====== ITEMS ======

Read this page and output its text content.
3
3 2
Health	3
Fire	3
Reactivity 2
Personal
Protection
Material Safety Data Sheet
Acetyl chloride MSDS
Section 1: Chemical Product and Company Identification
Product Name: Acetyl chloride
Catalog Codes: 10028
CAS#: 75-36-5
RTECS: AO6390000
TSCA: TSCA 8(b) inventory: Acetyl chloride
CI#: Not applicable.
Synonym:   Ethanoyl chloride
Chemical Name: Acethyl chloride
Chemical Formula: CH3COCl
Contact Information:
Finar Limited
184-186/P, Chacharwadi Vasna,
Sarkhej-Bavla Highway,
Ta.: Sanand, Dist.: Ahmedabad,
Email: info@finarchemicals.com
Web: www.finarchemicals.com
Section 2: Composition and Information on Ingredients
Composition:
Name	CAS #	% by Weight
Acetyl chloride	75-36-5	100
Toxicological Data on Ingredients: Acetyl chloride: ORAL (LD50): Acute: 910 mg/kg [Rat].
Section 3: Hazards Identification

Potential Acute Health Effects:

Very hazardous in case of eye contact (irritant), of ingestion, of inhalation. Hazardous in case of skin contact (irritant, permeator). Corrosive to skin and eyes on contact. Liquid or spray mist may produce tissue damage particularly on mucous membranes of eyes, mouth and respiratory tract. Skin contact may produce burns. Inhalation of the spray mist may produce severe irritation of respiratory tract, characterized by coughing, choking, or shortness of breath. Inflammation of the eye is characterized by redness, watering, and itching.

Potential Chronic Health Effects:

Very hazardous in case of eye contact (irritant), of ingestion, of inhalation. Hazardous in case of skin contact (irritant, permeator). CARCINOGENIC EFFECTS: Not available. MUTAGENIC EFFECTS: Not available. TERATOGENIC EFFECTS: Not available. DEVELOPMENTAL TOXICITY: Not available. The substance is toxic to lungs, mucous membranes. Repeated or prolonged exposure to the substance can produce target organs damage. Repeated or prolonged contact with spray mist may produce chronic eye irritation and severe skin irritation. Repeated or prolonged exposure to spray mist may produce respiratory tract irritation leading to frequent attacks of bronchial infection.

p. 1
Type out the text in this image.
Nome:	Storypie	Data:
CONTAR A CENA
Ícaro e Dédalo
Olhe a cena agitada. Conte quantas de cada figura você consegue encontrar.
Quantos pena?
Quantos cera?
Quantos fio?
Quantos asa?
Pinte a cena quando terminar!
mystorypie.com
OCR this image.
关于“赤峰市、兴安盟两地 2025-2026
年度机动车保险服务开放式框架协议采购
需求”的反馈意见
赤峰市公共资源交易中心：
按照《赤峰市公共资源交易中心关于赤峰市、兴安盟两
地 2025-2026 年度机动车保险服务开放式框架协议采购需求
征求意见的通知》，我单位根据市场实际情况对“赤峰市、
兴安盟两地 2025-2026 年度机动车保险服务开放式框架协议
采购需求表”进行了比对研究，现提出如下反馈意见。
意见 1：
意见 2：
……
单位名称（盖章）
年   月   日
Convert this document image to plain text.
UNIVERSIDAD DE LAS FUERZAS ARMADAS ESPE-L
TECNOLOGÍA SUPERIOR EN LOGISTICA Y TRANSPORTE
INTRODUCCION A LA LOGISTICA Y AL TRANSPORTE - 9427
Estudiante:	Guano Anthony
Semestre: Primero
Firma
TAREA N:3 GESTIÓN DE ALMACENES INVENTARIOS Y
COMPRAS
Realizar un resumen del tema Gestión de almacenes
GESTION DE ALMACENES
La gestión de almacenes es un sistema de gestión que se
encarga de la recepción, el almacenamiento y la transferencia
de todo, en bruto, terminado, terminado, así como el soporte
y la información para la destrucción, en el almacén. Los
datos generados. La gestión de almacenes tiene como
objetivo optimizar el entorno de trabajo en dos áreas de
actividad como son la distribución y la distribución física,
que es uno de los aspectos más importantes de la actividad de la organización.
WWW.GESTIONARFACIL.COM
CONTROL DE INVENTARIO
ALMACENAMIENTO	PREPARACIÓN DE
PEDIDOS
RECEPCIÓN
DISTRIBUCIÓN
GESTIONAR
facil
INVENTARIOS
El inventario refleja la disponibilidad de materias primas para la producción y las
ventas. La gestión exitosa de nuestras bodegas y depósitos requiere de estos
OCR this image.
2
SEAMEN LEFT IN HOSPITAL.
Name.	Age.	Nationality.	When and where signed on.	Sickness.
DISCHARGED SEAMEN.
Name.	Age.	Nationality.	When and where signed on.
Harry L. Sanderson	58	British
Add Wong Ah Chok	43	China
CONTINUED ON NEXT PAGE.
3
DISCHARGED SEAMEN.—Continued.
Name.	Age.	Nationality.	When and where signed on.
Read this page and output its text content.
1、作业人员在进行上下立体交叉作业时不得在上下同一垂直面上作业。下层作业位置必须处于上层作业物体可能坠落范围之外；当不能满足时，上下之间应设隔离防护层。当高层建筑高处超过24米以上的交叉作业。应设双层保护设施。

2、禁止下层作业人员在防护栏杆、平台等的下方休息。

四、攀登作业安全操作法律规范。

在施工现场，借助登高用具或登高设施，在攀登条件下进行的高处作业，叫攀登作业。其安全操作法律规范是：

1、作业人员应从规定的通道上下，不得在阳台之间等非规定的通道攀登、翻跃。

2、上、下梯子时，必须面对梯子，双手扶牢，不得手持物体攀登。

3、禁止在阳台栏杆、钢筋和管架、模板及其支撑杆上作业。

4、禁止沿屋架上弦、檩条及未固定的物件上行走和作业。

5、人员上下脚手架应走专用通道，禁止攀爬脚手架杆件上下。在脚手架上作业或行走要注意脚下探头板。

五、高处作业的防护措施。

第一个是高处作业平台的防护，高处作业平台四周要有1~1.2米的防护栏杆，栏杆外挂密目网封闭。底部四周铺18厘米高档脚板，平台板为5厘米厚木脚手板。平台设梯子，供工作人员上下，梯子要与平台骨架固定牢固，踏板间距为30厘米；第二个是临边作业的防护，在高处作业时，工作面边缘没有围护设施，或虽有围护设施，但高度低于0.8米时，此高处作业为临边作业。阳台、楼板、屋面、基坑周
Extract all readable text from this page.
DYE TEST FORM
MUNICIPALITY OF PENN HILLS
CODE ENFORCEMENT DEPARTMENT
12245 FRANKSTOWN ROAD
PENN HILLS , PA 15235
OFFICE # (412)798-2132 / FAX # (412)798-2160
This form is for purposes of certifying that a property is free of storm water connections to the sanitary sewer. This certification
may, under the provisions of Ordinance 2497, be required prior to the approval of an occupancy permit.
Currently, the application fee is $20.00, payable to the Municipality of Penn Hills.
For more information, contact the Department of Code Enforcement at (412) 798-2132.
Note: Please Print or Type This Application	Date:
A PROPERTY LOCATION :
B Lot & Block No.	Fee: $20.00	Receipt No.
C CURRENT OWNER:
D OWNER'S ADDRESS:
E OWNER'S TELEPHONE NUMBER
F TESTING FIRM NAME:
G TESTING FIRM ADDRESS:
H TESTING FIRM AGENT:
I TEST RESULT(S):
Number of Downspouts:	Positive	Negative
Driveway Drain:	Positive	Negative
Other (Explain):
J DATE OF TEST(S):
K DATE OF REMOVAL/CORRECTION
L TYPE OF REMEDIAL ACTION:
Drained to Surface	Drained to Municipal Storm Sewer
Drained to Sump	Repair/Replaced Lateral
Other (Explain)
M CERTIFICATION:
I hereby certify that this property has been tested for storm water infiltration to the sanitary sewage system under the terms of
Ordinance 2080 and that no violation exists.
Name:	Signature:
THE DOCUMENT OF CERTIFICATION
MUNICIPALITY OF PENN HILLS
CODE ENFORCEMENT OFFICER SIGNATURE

======

THE REQUEST: In the listing, find every line containing the word "LOGISTICA" and list it.

ANSWER TO THE TASK:
TECNOLOGÍA SUPERIOR EN LOGISTICA Y TRANSPORTE
INTRODUCCION A LA LOGISTICA Y AL TRANSPORTE - 9427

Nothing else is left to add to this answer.